▶ AIM OF THE TASK
Write out every line of the material exactly as it appears.

▶ DATA FOR PROCESSING
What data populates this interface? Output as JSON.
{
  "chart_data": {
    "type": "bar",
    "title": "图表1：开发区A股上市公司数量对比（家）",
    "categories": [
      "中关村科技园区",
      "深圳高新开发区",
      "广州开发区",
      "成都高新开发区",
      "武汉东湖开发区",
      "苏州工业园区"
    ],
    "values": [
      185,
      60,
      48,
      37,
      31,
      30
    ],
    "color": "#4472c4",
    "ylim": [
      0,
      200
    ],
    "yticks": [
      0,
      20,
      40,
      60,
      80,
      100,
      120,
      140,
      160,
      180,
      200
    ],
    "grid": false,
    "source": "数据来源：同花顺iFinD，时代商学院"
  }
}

▶ REPLY
What data populates this interface? Output as JSON.
{
  "chart_data": {
    "type": "bar",
    "title": "图表1：开发区A股上市公司数量对比（家）",
    "categories": [
      "中关村科技园区",
      "深圳高新开发区",
      "广州开发区",
      "成都高新开发区",
      "武汉东湖开发区",
      "苏州工业园区"
    ],
    "values": [
      185,
      60,
      48,
      37,
      31,
      30
    ],
    "color": "#4472c4",
    "ylim": [
      0,
      200
    ],
    "yticks": [
      0,
      20,
      40,
      60,
      80,
      100,
      120,
      140,
      160,
      180,
      200
    ],
    "grid": false,
    "source": "数据来源：同花顺iFinD，时代商学院"
  }
}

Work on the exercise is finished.